*** Selection ***

But many food-safety experts are less sure that the deal represents a step forward, the Washington Post says, particularly if it results in a surge of Chinese chicken exports to the United States. China has experienced repeated episodes of both avian influenza and food contamination. The risk of bird flu is what prevents China from exporting raw chicken, the Washington Post says.
Four in 10 of the several thousand Chinese facilities AsiaInspection audited last year failed their safety checks, WaPo noted. Separately, China’s food safety chief, Bi Jingquan, reported that his agency found 500,000 instances of illegal food safety violations in the first three quarters of 2016.
But USDA officials say they’re confident that the facilities approved for export to the United States are safe, even if there have been problems elsewhere. USDA spokeswoman Nina Anand said the department has determined that China’s food-safety standards for poultry processing are equivalent to those used in the United States. The agency will also continue to audit Chinese facilities annually, Anand said, and Chinese chicken will face greater scrutiny upon entry into the U.S. — including laboratory testing, if warranted.
For the time being, such entry inspections will be infrequent. Even under the proposed rule, which would expand Chinese exports, USDA expects China to ship only 324 million pounds of poultry per year over the next five years — roughly 2.6% of total U.S. production.
Last month, DeLauro, the Connecticut congresswoman, added a rider to the draft USDA appropriations bill that banned imported Chinese chicken from being served in schools. (It was unanimously approved.) Other restriction are planned, especially from federal nutrition programs, particularly those for low-income children and seniors.
Clearly, this is a development that producers should watch closely. China is a huge market, and it needs meats. However, the U.S. needs to be sure it handles its food safety problems effectively as trade deals are evaluated, Washington Insider believes.

***

Reproduce the article excerpt on Chinese chicken imports in full, word for word.

*** Dataset extract ***

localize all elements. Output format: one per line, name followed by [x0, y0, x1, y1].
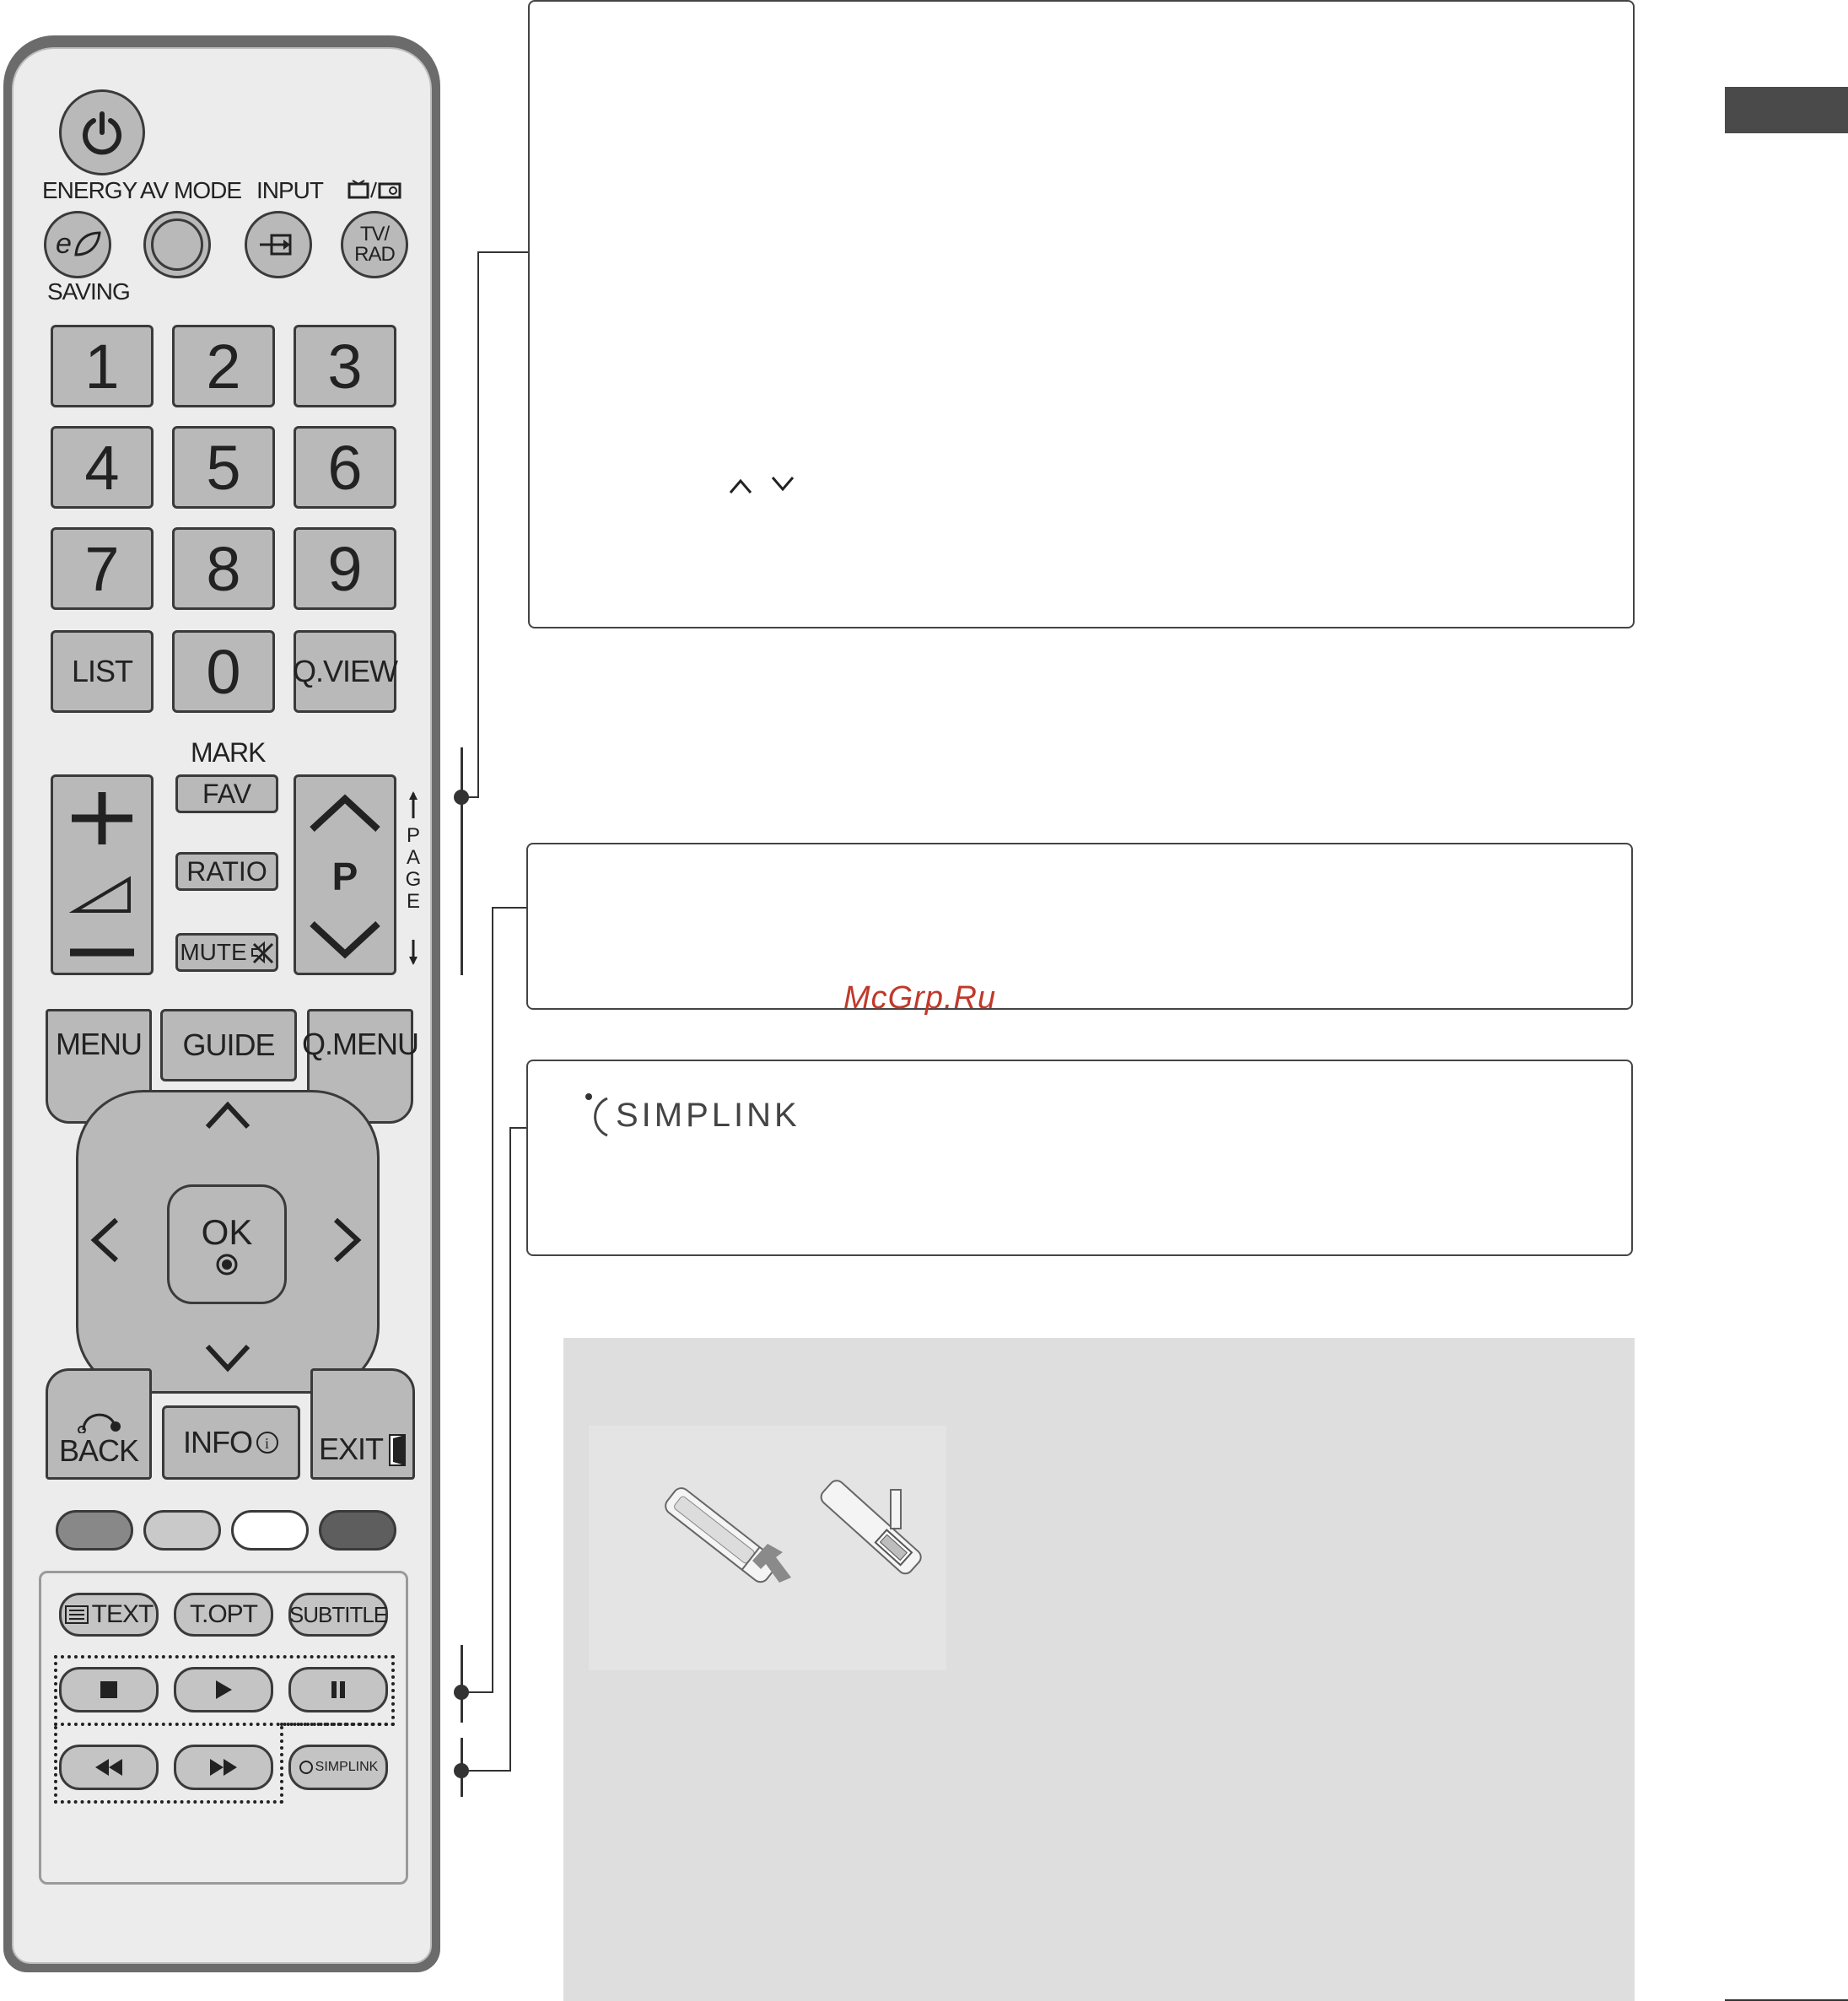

***

_Exercise output:_
But many food-safety experts are less sure that the deal represents a step forward, the Washington Post says, particularly if it results in a surge of Chinese chicken exports to the United States. China has experienced repeated episodes of both avian influenza and food contamination. The risk of bird flu is what prevents China from exporting raw chicken, the Washington Post says.
Four in 10 of the several thousand Chinese facilities AsiaInspection audited last year failed their safety checks, WaPo noted. Separately, China’s food safety chief, Bi Jingquan, reported that his agency found 500,000 instances of illegal food safety violations in the first three quarters of 2016.
But USDA officials say they’re confident that the facilities approved for export to the United States are safe, even if there have been problems elsewhere. USDA spokeswoman Nina Anand said the department has determined that China’s food-safety standards for poultry processing are equivalent to those used in the United States. The agency will also continue to audit Chinese facilities annually, Anand said, and Chinese chicken will face greater scrutiny upon entry into the U.S. — including laboratory testing, if warranted.
For the time being, such entry inspections will be infrequent. Even under the proposed rule, which would expand Chinese exports, USDA expects China to ship only 324 million pounds of poultry per year over the next five years — roughly 2.6% of total U.S. production.
Last month, DeLauro, the Connecticut congresswoman, added a rider to the draft USDA appropriations bill that banned imported Chinese chicken from being served in schools. (It was unanimously approved.) Other restriction are planned, especially from federal nutrition programs, particularly those for low-income children and seniors.
Clearly, this is a development that producers should watch closely. China is a huge market, and it needs meats. However, the U.S. needs to be sure it handles its food safety problems effectively as trade deals are evaluated, Washington Insider believes.